* _TASK BRIEF_
In the records below, find each line holding the word "Postflugzeug" and copy it.

[Page content transcription data]

[Start of section]

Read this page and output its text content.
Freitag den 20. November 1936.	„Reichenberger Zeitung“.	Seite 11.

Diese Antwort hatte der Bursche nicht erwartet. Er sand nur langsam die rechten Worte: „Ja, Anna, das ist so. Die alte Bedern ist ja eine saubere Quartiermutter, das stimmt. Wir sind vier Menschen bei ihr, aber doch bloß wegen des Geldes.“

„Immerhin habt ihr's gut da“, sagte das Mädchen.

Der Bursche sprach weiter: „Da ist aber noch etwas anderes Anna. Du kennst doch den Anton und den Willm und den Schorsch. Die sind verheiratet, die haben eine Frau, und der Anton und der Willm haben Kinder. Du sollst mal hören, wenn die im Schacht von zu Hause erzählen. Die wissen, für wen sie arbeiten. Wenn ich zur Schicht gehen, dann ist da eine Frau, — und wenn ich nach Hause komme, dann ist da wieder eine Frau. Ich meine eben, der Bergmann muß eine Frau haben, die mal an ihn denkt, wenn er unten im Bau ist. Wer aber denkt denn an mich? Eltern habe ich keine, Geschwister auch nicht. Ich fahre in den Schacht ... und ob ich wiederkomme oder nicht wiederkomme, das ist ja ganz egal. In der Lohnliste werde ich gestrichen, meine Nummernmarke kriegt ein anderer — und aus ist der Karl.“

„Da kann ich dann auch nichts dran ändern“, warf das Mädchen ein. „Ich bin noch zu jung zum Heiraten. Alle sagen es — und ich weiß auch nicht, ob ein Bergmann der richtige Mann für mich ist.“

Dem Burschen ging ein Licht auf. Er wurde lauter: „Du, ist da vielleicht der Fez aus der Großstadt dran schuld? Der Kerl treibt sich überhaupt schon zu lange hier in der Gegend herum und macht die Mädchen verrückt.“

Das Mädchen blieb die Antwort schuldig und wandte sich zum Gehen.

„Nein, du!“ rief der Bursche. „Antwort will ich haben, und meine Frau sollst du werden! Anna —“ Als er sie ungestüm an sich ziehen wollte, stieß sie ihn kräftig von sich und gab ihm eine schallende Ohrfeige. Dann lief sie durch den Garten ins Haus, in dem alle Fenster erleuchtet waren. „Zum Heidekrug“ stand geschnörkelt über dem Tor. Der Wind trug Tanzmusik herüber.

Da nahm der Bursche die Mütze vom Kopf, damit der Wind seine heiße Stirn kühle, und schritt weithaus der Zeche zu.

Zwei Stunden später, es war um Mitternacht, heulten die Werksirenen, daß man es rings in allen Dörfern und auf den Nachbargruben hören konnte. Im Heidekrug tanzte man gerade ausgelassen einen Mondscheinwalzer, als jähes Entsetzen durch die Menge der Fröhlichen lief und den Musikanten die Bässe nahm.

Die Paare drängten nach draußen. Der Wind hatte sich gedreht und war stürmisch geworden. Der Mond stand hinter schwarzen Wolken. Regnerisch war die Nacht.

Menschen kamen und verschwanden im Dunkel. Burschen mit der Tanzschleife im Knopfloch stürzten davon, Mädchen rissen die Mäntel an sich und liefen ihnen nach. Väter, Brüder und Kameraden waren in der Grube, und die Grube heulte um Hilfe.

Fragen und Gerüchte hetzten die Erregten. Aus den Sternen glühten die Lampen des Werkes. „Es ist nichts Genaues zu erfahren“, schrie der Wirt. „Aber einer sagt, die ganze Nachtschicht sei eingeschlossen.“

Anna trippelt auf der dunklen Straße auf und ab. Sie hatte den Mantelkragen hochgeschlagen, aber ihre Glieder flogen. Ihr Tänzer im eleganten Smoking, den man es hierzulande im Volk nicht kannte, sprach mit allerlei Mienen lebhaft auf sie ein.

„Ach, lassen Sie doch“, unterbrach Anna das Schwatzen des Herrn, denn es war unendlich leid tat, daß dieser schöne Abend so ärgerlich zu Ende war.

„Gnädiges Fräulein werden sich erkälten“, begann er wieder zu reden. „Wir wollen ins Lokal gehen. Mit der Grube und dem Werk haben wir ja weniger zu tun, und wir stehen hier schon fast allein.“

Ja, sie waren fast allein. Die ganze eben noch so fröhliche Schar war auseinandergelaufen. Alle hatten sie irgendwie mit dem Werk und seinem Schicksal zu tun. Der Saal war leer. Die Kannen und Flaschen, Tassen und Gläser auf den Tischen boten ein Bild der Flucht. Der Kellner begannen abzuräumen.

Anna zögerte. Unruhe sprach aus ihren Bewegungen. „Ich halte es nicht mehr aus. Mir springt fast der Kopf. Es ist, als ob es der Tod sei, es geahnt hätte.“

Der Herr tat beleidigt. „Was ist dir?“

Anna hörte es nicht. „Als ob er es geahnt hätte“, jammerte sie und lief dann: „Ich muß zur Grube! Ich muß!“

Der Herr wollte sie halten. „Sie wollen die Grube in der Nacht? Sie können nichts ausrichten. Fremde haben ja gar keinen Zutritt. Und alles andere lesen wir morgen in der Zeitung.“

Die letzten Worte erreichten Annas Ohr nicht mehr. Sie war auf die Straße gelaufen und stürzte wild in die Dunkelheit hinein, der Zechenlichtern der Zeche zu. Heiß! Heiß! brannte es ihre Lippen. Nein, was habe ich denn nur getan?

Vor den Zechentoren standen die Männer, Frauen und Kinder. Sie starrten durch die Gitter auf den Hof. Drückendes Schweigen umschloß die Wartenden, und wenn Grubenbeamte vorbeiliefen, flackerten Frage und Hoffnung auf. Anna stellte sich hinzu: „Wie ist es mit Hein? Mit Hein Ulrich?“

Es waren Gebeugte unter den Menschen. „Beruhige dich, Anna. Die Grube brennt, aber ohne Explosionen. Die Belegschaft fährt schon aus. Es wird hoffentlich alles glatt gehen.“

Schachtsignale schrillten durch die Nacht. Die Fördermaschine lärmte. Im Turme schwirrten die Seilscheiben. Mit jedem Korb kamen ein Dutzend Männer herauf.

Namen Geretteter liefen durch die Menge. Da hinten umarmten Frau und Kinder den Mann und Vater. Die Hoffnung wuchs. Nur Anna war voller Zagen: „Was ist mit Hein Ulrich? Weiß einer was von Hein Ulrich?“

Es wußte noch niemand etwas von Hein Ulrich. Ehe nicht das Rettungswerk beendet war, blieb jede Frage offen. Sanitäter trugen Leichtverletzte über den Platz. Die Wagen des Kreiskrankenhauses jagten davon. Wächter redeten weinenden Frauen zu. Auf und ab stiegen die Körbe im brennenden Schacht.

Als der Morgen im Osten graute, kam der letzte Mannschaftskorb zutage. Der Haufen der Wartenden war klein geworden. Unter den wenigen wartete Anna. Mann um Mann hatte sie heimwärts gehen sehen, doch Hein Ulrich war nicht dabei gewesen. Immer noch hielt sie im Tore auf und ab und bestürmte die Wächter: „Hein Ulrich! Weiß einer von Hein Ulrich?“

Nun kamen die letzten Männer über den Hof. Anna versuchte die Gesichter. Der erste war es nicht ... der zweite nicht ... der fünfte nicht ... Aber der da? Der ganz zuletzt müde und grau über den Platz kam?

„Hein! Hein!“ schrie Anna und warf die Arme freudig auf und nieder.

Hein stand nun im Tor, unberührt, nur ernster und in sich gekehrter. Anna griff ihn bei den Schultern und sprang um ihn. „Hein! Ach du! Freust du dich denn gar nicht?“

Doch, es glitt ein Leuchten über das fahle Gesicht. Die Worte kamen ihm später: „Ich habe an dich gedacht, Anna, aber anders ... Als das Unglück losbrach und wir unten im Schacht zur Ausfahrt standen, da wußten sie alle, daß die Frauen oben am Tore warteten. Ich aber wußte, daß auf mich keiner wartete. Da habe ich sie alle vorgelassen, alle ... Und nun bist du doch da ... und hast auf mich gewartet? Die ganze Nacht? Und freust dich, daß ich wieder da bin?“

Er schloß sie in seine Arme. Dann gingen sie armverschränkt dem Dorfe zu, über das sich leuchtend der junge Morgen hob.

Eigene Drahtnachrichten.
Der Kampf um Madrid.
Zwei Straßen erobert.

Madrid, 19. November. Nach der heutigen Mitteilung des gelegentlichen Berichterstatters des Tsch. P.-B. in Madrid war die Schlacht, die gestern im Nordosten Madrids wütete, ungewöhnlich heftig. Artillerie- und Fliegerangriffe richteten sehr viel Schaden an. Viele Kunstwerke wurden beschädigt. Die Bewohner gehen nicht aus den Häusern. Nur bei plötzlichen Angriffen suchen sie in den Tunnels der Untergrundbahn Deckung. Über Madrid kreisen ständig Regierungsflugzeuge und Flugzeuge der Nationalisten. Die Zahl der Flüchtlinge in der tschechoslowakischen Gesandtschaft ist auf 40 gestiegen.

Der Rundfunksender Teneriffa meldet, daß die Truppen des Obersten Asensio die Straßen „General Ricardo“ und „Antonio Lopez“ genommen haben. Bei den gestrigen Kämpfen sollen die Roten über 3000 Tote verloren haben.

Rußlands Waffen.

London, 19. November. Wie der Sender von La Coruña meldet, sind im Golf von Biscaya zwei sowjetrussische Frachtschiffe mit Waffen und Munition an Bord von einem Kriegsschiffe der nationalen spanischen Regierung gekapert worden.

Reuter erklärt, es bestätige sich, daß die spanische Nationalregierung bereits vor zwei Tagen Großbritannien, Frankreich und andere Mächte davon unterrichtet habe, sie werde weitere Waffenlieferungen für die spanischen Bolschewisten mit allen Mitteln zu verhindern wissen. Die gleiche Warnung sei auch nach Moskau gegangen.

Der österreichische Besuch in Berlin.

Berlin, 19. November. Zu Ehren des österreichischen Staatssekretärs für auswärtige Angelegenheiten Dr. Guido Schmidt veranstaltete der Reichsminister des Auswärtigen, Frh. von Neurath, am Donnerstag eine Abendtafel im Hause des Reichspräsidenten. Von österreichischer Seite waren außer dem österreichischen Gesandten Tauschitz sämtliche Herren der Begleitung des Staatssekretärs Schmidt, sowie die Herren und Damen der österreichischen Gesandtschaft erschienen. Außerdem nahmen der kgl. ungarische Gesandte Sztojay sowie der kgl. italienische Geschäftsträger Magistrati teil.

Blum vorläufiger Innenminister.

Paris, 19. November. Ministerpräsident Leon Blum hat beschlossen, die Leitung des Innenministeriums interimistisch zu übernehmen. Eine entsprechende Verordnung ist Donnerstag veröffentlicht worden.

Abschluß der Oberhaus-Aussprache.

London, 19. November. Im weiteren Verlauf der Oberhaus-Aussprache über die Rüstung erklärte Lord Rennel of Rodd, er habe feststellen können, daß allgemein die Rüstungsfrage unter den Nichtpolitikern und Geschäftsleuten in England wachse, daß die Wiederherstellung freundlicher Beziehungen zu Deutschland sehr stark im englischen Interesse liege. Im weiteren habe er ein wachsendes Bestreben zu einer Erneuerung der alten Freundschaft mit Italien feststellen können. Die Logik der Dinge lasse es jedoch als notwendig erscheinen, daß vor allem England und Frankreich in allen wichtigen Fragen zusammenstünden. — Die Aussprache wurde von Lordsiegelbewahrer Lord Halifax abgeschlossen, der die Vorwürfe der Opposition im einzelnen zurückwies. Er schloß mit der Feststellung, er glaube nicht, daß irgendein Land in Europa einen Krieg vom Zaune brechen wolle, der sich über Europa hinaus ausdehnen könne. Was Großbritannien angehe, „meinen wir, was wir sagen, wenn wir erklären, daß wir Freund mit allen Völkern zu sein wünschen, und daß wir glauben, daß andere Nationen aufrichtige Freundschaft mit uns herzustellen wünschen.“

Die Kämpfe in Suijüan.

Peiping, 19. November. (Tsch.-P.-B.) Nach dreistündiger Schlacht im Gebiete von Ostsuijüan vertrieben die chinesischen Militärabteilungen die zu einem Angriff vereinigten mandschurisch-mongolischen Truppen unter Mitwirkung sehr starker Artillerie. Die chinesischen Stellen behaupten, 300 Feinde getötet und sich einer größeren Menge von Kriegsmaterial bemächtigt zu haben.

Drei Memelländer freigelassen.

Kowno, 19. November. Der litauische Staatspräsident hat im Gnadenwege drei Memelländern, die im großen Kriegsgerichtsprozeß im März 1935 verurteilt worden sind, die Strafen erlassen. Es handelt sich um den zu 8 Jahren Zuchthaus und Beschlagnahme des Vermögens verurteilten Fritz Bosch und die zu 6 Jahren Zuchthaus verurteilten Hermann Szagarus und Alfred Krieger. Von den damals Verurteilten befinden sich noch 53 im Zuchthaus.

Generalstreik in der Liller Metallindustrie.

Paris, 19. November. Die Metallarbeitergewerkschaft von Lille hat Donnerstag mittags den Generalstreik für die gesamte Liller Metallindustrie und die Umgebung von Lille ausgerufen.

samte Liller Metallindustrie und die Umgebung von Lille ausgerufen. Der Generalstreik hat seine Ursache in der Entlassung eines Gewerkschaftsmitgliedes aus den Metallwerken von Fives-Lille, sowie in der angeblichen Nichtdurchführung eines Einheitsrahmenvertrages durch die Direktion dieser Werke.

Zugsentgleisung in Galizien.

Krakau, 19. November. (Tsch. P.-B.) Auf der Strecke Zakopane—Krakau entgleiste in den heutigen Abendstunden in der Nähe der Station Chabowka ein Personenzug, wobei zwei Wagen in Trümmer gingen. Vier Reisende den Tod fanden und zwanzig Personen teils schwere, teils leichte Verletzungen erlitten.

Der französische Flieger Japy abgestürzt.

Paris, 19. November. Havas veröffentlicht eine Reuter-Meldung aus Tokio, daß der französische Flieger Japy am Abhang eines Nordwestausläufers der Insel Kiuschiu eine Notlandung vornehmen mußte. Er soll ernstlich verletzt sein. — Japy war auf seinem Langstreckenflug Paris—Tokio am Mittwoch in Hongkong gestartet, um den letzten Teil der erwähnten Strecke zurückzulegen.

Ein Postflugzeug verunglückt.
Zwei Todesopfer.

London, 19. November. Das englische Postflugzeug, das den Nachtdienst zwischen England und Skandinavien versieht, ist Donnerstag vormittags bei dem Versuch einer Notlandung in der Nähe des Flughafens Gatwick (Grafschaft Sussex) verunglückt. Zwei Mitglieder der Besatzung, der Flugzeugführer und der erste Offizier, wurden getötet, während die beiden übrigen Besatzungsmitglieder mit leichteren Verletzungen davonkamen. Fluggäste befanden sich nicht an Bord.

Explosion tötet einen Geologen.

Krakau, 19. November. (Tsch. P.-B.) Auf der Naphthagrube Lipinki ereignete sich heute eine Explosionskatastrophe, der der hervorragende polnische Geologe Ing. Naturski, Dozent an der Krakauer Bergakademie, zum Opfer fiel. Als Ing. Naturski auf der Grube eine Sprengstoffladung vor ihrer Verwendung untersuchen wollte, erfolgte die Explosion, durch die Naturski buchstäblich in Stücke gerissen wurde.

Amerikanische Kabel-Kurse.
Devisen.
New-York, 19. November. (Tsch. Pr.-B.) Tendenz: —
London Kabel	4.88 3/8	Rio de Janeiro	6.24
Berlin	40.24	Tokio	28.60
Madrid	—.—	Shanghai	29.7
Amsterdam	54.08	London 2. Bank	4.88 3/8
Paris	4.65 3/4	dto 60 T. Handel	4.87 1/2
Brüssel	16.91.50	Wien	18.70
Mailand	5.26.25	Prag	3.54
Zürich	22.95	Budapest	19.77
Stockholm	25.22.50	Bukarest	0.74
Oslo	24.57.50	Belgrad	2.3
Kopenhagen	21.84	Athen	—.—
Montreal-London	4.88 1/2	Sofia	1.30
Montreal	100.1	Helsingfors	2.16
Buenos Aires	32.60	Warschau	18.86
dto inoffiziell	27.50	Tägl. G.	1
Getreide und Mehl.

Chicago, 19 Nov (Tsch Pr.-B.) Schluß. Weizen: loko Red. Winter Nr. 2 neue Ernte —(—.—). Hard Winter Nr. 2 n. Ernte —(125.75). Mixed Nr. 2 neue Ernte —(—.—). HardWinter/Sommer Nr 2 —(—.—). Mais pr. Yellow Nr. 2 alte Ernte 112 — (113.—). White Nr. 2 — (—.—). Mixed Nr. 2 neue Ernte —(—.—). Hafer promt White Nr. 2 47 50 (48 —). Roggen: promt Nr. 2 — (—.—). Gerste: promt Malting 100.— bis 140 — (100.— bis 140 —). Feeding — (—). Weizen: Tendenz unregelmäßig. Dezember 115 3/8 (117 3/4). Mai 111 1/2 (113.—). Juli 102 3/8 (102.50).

[End of section]

* _EXERCISE OUTPUT_
Ein Postflugzeug verunglückt.
London, 19. November. Das englische Postflugzeug, das den Nachtdienst zwischen England und Skandinavien versieht, ist Donnerstag vormittags bei dem Versuch einer Notlandung in der Nähe des Flughafens Gatwick (Grafschaft Sussex) verunglückt. Zwei Mitglieder der Besatzung, der Flugzeugführer und der erste Offizier, wurden getötet, während die beiden übrigen Besatzungsmitglieder mit leichteren Verletzungen davonkamen. Fluggäste befanden sich nicht an Bord.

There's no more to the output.